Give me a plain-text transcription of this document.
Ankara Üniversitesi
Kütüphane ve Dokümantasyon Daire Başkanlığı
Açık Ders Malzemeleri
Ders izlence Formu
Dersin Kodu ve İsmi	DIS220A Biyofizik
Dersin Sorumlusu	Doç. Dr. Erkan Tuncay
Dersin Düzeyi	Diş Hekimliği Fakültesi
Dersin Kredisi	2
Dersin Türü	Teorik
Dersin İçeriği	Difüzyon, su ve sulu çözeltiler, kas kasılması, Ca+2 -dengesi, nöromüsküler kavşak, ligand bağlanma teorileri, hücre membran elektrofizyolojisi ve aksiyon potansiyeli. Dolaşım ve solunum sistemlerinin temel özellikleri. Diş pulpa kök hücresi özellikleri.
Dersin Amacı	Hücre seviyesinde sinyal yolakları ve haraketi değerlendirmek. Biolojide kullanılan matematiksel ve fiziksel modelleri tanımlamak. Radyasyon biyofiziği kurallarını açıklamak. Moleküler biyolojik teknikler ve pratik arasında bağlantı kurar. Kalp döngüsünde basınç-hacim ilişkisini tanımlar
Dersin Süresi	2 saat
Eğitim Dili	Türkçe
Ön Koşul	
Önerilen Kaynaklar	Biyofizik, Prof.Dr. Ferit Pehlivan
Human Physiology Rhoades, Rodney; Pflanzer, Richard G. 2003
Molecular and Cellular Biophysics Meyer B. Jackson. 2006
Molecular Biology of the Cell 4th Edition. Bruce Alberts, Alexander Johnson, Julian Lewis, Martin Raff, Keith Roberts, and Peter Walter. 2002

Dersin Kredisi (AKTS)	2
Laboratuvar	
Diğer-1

===============

What you should do: Extract each line of the listing above, copying it word for word.

Finished task:
Give me a plain-text transcription of this document.
Ankara Üniversitesi
Kütüphane ve Dokümantasyon Daire Başkanlığı
Açık Ders Malzemeleri
Ders izlence Formu
Dersin Kodu ve İsmi	DIS220A Biyofizik
Dersin Sorumlusu	Doç. Dr. Erkan Tuncay
Dersin Düzeyi	Diş Hekimliği Fakültesi
Dersin Kredisi	2
Dersin Türü	Teorik
Dersin İçeriği	Difüzyon, su ve sulu çözeltiler, kas kasılması, Ca+2 -dengesi, nöromüsküler kavşak, ligand bağlanma teorileri, hücre membran elektrofizyolojisi ve aksiyon potansiyeli. Dolaşım ve solunum sistemlerinin temel özellikleri. Diş pulpa kök hücresi özellikleri.
Dersin Amacı	Hücre seviyesinde sinyal yolakları ve haraketi değerlendirmek. Biolojide kullanılan matematiksel ve fiziksel modelleri tanımlamak. Radyasyon biyofiziği kurallarını açıklamak. Moleküler biyolojik teknikler ve pratik arasında bağlantı kurar. Kalp döngüsünde basınç-hacim ilişkisini tanımlar
Dersin Süresi	2 saat
Eğitim Dili	Türkçe
Ön Koşul	
Önerilen Kaynaklar	Biyofizik, Prof.Dr. Ferit Pehlivan
Human Physiology Rhoades, Rodney; Pflanzer, Richard G. 2003
Molecular and Cellular Biophysics Meyer B. Jackson. 2006
Molecular Biology of the Cell 4th Edition. Bruce Alberts, Alexander Johnson, Julian Lewis, Martin Raff, Keith Roberts, and Peter Walter. 2002

Dersin Kredisi (AKTS)	2
Laboratuvar	
Diğer-1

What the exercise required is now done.